Task list:
[a] Return, word for word, the part of the Russell Wilson MVP column that opens with the words containing "Moore: Seahawks have" and closes with "winning MVP awards.".
[b] Write the next part of the Russell Wilson MVP column, picking up after its last sentence.

Excerpt:
Moore: Russell Wilson getting MVP love is great, but Seahawks better off if he doesn’t win
Sep 24, 2020, 12:19 PM
(Getty)
We wake up this morning to see that Seahawks quarterback Russell Wilson is now the favorite to win the NFL MVP award, ahead of both Super Bowl winner Patrick Mahomes and Lamar Jackson, last year’s MVP.
Moore: Seahawks have NFC’s best case for No. 1 ranking
I think we all fully understand why Wilson is the favorite. He has thrown nine touchdown passes and has completed 82 percent of his passes, the best rate in NFL history after two games.
There’s another great reason to think Wilson will win the award because it appears that the Seahawks are in fact – ugh, gag me – letting Russ cook, pleasing all of the cooking people who think they know more about coaching football than actual football coaches.
If they let him cook all season and let him fling it around more often earlier in games than he used to, well, Wilson could have crazy crooked numbers that warrant winning MVP awards.
Speaking of crazy, the craziest thing about this award isn’t that he hasn’t won one during his Hall of Fame-bound career, it’s that he hasn’t even gotten a single vote along the way. So now it’s pretty cool to see that he’s being noticed nationally after years of being overlooked, thought of as a game manager or too short or incapable of posting big passing numbers on a run-first team. Everyone who has watched every game in his career knew differently.
But just to be clear, I hope Mahomes or Jackson or someone else wins the MVP award. Let Wilson finish second or third, and if it’s controversial, if 12s think he got jobbed, so be it. History tells us that would be a better outcome for the team.

Information given:
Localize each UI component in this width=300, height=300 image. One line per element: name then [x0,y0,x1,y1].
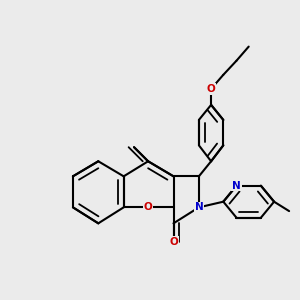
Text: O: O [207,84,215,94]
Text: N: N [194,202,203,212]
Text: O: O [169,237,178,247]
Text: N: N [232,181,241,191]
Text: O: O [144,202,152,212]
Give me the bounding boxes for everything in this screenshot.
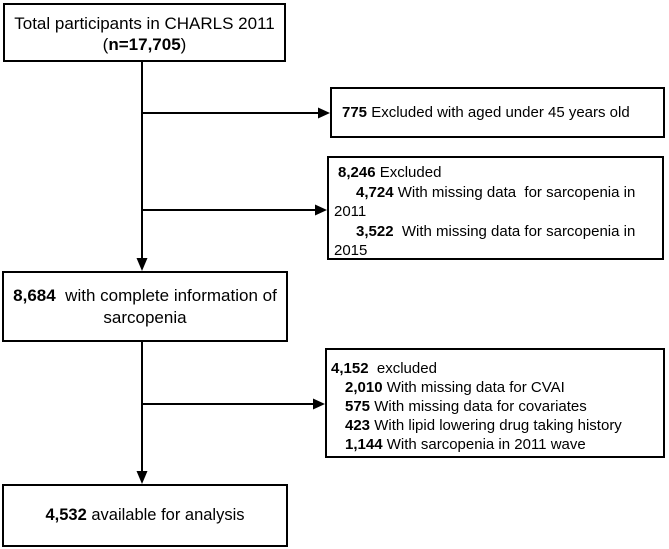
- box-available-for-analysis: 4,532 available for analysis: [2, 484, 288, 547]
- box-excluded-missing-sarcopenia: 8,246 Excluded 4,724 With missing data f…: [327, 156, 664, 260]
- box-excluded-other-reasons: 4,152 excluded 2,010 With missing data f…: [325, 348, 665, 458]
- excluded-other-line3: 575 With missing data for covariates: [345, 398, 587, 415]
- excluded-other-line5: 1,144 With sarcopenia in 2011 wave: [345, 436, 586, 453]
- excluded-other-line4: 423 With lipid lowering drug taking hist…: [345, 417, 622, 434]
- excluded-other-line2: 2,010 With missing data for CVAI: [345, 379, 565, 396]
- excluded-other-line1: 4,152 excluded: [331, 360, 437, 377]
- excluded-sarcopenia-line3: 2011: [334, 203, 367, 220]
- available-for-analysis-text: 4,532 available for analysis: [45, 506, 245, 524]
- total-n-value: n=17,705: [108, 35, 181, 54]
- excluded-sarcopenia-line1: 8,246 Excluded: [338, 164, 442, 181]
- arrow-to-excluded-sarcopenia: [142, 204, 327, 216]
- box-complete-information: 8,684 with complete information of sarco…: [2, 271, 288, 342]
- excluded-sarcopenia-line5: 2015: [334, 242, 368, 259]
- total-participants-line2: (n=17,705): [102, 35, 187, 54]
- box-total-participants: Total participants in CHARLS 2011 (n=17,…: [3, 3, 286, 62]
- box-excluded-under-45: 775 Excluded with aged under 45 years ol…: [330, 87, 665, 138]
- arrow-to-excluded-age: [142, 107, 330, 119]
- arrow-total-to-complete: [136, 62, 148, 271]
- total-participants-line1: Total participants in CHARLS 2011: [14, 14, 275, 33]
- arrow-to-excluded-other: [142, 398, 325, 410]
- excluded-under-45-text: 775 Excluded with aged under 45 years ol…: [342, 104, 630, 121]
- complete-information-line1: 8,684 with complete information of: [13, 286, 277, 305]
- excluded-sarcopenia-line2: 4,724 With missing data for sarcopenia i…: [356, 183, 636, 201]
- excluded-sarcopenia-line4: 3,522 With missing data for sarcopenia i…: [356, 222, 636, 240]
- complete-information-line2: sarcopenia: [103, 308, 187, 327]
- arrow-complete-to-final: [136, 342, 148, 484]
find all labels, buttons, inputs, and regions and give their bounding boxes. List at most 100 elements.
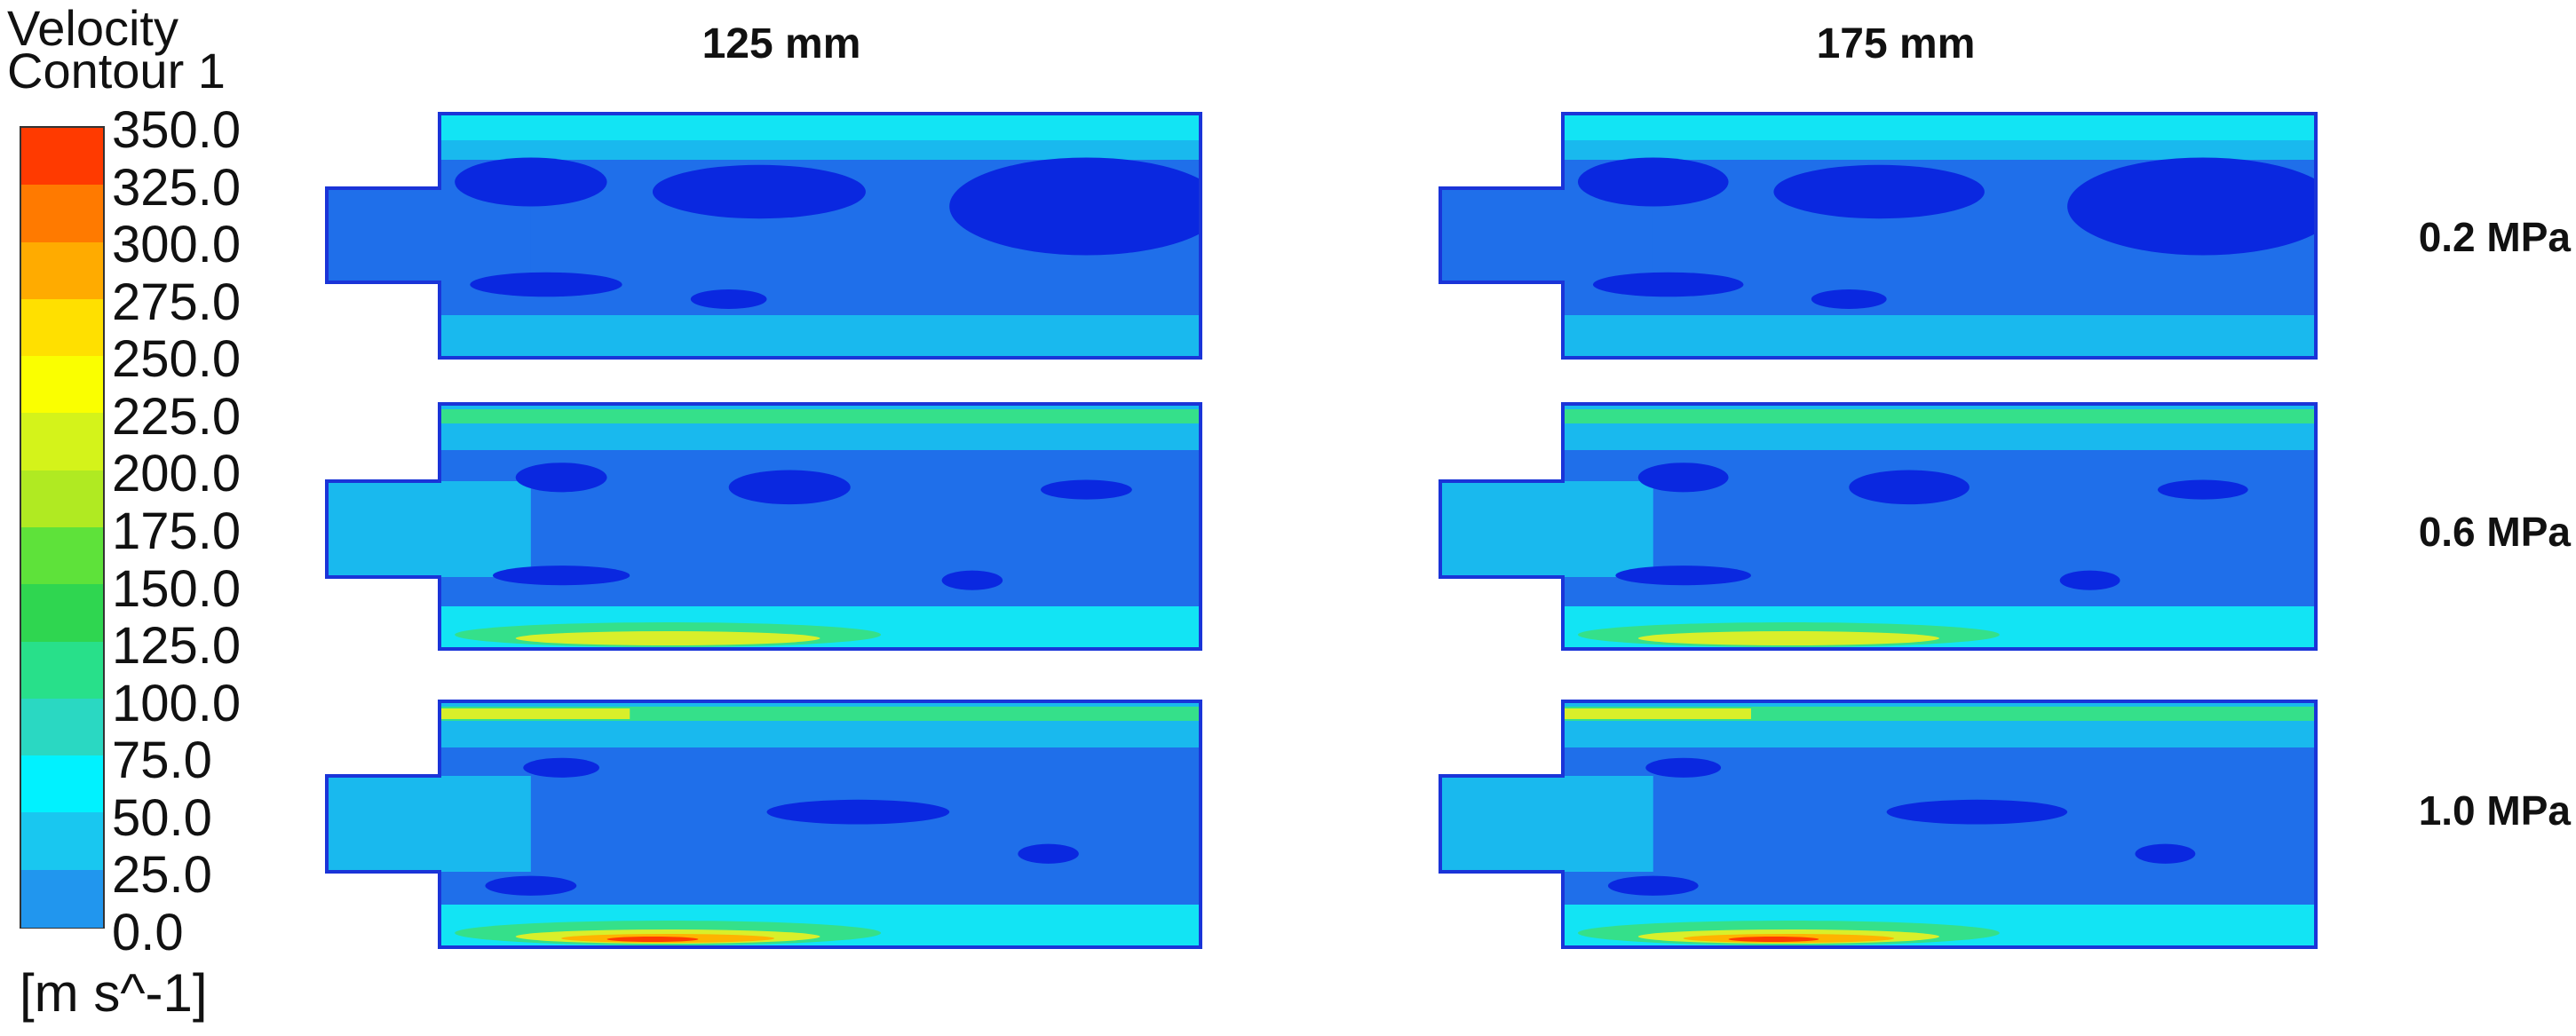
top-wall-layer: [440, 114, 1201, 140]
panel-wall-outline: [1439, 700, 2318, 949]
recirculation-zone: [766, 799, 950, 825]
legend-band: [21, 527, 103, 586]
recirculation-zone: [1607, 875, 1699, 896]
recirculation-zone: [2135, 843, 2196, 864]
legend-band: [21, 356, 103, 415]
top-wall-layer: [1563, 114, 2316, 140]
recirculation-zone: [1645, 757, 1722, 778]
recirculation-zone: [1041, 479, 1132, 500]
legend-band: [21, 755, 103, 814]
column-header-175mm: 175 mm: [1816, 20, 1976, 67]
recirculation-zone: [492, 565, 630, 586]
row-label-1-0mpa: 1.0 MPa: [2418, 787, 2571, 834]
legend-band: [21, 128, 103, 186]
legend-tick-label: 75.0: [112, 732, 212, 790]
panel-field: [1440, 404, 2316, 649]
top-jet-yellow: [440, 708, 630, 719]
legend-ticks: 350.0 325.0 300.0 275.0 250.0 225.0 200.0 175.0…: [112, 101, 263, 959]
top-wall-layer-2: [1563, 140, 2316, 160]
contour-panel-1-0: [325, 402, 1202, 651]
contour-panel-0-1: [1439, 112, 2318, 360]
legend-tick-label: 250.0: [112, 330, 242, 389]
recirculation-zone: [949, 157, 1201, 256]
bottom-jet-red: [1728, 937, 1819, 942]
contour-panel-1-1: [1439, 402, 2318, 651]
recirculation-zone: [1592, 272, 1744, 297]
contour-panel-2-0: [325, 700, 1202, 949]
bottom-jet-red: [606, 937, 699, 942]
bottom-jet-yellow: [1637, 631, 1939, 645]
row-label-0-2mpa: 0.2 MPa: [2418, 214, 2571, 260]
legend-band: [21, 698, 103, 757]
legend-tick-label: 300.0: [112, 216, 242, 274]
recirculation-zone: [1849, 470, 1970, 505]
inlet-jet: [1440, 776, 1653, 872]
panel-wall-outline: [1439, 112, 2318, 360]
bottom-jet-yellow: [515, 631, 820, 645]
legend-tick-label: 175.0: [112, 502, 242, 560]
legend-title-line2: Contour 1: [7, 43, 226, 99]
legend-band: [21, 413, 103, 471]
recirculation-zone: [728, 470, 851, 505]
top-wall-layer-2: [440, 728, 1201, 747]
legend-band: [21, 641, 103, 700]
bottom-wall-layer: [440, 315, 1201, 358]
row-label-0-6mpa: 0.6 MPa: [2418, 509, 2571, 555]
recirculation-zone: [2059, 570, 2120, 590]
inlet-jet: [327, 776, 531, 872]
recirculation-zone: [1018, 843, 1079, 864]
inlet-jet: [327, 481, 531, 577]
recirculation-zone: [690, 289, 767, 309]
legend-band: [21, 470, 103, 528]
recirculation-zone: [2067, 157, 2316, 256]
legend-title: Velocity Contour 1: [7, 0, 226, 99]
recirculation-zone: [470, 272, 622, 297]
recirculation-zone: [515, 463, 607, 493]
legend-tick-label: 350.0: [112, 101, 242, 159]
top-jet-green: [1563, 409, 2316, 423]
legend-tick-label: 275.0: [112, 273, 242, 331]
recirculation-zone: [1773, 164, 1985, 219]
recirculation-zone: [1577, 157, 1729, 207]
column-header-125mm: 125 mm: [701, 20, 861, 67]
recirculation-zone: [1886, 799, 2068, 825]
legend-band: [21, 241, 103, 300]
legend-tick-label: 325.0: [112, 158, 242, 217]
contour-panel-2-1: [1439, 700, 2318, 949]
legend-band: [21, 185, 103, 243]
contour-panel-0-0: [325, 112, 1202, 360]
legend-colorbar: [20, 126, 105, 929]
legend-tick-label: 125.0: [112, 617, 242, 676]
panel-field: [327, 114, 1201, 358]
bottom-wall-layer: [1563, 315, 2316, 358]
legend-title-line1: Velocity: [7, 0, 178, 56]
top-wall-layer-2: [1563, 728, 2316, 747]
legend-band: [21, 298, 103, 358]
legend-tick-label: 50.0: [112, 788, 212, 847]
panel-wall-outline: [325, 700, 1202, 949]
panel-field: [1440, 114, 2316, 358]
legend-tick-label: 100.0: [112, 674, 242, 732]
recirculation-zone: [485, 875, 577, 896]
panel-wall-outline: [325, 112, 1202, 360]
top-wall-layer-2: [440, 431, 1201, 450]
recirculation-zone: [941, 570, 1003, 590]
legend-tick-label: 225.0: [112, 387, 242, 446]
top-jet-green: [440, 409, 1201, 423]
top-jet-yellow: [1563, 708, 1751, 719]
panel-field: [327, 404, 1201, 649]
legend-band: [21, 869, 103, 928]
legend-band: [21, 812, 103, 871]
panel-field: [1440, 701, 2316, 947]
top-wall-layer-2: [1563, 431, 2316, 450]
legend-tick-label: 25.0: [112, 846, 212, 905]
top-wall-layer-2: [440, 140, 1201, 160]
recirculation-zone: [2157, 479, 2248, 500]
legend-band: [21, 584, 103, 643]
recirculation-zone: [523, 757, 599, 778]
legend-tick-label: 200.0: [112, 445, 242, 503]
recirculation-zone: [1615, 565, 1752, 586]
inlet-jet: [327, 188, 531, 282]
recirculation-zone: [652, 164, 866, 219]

Results by task:
[a]
Moore: Seahawks have NFC’s best case for No. 1 ranking
I think we all fully understand why Wilson is the favorite. He has thrown nine touchdown passes and has completed 82 percent of his passes, the best rate in NFL history after two games.
There’s another great reason to think Wilson will win the award because it appears that the Seahawks are in fact – ugh, gag me – letting Russ cook, pleasing all of the cooking people who think they know more about coaching football than actual football coaches.
If they let him cook all season and let him fling it around more often earlier in games than he used to, well, Wilson could have crazy crooked numbers that warrant winning MVP awards.

[b]
Get this – in this entire century, there has not been a team that has won a Super Bowl with a player who was NFL MVP. You have to go back to 1999, when Kurt Warner was MVP with the St. Louis Rams, to find a double dip with a player being the MVP and his team winning the Super Bowl.
In 54 years of Super Bowls, only eight players have walked away with MVP and Lombardi trophies. That’s a batting average of .150.
Last year, I remember Bob Stelton and Dave Wyman saying it’s a coincidence, that there’s basically nothing to it – Dave probably called it a fun fact.
I don’t agree. There’s something to it if it’s been 21 years since it happened. Why turn your nose up at history? A trend is your friend.
On the surface, you’d think that having the best player in the league would increase your chances of winning the Super Bowl, but that hasn’t been the case. Is it because many of those players typically make so much money that it prevents teams from plugging holes elsewhere? You could maybe say that about Wilson this year. If he were making $3.5 million instead of $35 million, the Seahawks could have made a bold move to solve their pass-rushing issues by bringing in a high-priced free agent.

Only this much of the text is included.